## start

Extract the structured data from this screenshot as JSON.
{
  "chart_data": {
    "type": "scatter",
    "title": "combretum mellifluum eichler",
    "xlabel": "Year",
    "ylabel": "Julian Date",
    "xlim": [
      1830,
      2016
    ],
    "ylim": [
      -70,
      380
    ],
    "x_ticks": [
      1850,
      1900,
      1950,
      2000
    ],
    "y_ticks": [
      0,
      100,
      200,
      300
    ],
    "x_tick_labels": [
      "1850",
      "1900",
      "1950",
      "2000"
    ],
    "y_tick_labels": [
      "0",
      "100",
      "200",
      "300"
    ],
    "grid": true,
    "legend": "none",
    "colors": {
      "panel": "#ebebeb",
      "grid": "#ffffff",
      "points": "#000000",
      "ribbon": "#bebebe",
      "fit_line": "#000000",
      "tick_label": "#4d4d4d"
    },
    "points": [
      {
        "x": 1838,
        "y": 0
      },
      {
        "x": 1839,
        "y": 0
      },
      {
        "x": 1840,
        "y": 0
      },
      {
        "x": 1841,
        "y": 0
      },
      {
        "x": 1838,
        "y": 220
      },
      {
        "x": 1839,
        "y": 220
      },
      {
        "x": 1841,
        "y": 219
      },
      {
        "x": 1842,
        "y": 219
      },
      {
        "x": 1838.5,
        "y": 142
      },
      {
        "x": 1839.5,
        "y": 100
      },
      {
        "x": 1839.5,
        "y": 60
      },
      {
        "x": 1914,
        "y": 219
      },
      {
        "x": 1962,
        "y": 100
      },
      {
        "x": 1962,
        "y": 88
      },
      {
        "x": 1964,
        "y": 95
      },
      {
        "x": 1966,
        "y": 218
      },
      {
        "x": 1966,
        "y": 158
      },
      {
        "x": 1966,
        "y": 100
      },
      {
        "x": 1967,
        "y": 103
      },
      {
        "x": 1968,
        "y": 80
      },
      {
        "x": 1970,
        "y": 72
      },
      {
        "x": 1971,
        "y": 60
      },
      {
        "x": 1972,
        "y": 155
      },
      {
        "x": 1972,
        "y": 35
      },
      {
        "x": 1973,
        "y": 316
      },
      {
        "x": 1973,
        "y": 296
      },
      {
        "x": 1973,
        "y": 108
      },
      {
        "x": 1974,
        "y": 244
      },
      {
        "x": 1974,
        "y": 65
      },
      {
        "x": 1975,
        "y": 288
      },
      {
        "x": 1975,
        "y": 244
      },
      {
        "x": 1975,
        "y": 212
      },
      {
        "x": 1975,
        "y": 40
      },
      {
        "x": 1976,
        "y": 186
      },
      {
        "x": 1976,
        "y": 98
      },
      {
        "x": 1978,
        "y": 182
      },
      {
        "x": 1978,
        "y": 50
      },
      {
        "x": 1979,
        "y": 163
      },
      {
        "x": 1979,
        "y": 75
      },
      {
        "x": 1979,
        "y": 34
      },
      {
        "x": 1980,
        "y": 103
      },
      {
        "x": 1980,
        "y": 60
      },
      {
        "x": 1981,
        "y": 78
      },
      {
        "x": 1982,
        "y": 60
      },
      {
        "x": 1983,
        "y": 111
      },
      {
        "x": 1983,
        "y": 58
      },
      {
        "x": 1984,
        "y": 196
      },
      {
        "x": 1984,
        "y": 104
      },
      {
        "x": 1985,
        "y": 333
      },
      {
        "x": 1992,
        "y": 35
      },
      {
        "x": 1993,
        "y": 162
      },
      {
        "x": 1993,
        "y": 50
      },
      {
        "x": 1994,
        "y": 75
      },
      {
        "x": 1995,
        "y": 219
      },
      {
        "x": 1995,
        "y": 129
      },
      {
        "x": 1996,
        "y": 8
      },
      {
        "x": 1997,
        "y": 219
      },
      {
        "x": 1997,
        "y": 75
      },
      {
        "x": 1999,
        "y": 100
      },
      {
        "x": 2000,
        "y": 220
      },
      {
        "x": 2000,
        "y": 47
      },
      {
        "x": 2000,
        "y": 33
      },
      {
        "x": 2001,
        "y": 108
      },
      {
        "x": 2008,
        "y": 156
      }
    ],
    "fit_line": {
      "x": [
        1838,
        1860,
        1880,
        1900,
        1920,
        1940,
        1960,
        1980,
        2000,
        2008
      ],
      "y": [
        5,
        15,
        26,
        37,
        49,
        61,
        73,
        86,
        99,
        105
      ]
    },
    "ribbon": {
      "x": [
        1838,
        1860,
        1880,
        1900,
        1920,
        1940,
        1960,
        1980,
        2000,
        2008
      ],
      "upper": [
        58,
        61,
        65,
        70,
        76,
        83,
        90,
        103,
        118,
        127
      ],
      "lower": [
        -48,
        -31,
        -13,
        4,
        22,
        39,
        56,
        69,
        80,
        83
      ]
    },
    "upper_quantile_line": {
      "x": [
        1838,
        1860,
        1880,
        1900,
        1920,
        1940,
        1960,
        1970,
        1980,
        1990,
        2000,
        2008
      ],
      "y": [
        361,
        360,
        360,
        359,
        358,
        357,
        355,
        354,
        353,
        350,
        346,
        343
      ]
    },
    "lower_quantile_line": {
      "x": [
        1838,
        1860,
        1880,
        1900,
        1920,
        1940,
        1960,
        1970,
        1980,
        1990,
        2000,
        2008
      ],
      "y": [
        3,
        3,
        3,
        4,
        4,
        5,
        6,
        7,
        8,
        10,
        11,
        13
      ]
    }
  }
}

## end
## start

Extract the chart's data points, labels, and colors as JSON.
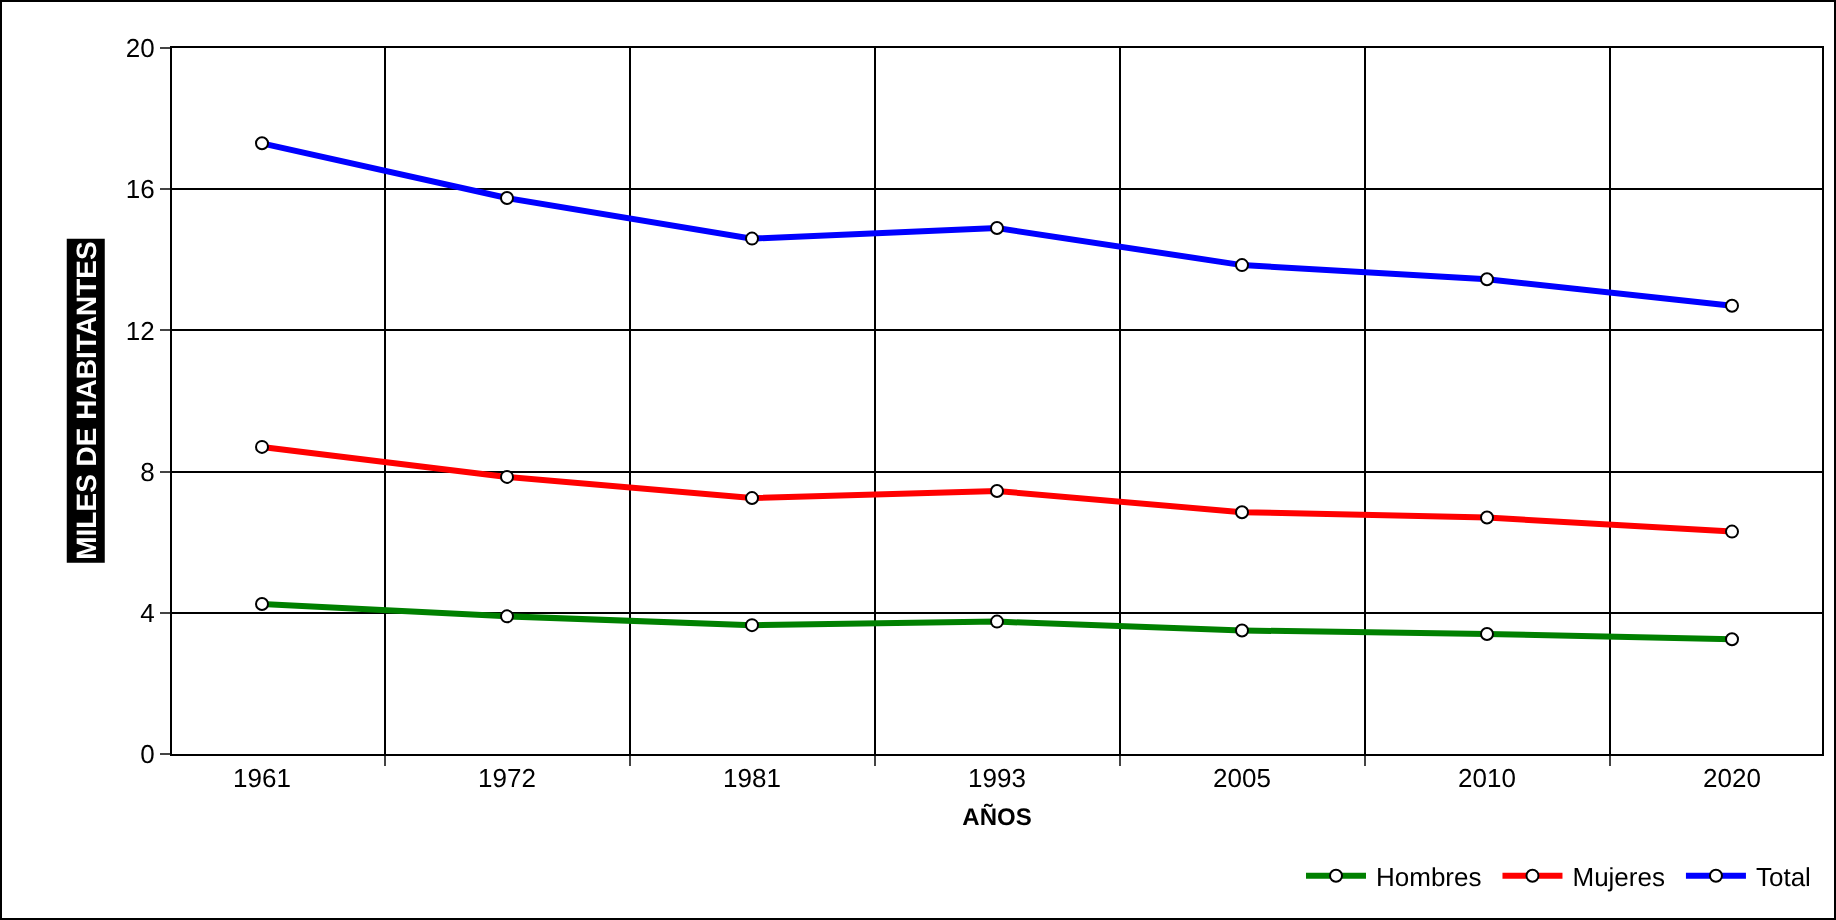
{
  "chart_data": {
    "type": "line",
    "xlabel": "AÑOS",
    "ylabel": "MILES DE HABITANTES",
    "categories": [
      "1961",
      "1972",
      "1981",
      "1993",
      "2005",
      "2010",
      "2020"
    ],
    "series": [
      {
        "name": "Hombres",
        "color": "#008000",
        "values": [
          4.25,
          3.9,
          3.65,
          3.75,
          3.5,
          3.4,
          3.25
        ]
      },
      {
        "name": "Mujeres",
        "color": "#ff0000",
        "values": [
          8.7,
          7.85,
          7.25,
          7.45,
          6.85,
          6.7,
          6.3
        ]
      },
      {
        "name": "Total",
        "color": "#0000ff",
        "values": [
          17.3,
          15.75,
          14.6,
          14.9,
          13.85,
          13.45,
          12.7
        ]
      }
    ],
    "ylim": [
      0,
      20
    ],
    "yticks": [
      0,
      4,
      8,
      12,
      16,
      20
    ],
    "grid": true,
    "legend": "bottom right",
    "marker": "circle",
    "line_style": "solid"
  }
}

## end

**CHALLENGE:** Copy each line that holds the word "JSON".

**SOLUTION TO THIS PROBLEM:**
Extract the structured data from this screenshot as JSON.
Extract the chart's data points, labels, and colors as JSON.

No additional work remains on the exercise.